[Exercise objective]: Quote all of the data that follows exactly as written, skipping the images.

++++ Stored records

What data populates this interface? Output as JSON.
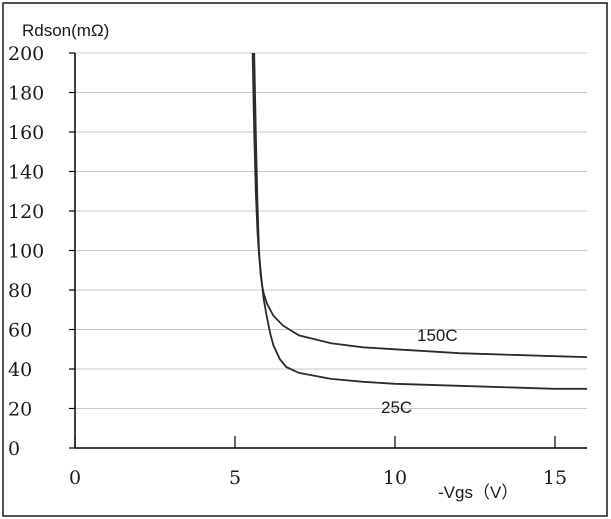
{
  "chart_data": {
    "type": "line",
    "ylabel": "Rdson(mΩ)",
    "xlabel": "-Vgs（V）",
    "xlim": [
      0,
      16
    ],
    "ylim": [
      0,
      200
    ],
    "x_ticks": [
      0,
      5,
      10,
      15
    ],
    "y_ticks": [
      0,
      20,
      40,
      60,
      80,
      100,
      120,
      140,
      160,
      180,
      200
    ],
    "grid": true,
    "series": [
      {
        "name": "150C",
        "x": [
          5.6,
          5.65,
          5.7,
          5.75,
          5.8,
          5.85,
          5.9,
          6.0,
          6.2,
          6.5,
          7.0,
          8.0,
          9.0,
          10.0,
          11.0,
          12.0,
          13.0,
          14.0,
          15.0,
          16.0
        ],
        "y": [
          200,
          160,
          125,
          100,
          88,
          82,
          78,
          73,
          67,
          62,
          57,
          53,
          51,
          50,
          49,
          48,
          47.5,
          47,
          46.5,
          46
        ]
      },
      {
        "name": "25C",
        "x": [
          5.55,
          5.6,
          5.65,
          5.7,
          5.75,
          5.8,
          5.85,
          5.9,
          6.0,
          6.1,
          6.2,
          6.4,
          6.6,
          7.0,
          8.0,
          9.0,
          10.0,
          11.0,
          12.0,
          13.0,
          14.0,
          15.0,
          16.0
        ],
        "y": [
          200,
          160,
          130,
          110,
          98,
          90,
          82,
          75,
          66,
          58,
          52,
          45,
          41,
          38,
          35,
          33.5,
          32.5,
          32,
          31.5,
          31,
          30.5,
          30,
          30
        ]
      }
    ]
  }
}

++++++++

[Solution for this task]:
What data populates this interface? Output as JSON.
{
  "chart_data": {
    "type": "line",
    "ylabel": "Rdson(mΩ)",
    "xlabel": "-Vgs（V）",
    "xlim": [
      0,
      16
    ],
    "ylim": [
      0,
      200
    ],
    "x_ticks": [
      0,
      5,
      10,
      15
    ],
    "y_ticks": [
      0,
      20,
      40,
      60,
      80,
      100,
      120,
      140,
      160,
      180,
      200
    ],
    "grid": true,
    "series": [
      {
        "name": "150C",
        "x": [
          5.6,
          5.65,
          5.7,
          5.75,
          5.8,
          5.85,
          5.9,
          6.0,
          6.2,
          6.5,
          7.0,
          8.0,
          9.0,
          10.0,
          11.0,
          12.0,
          13.0,
          14.0,
          15.0,
          16.0
        ],
        "y": [
          200,
          160,
          125,
          100,
          88,
          82,
          78,
          73,
          67,
          62,
          57,
          53,
          51,
          50,
          49,
          48,
          47.5,
          47,
          46.5,
          46
        ]
      },
      {
        "name": "25C",
        "x": [
          5.55,
          5.6,
          5.65,
          5.7,
          5.75,
          5.8,
          5.85,
          5.9,
          6.0,
          6.1,
          6.2,
          6.4,
          6.6,
          7.0,
          8.0,
          9.0,
          10.0,
          11.0,
          12.0,
          13.0,
          14.0,
          15.0,
          16.0
        ],
        "y": [
          200,
          160,
          130,
          110,
          98,
          90,
          82,
          75,
          66,
          58,
          52,
          45,
          41,
          38,
          35,
          33.5,
          32.5,
          32,
          31.5,
          31,
          30.5,
          30,
          30
        ]
      }
    ]
  }
}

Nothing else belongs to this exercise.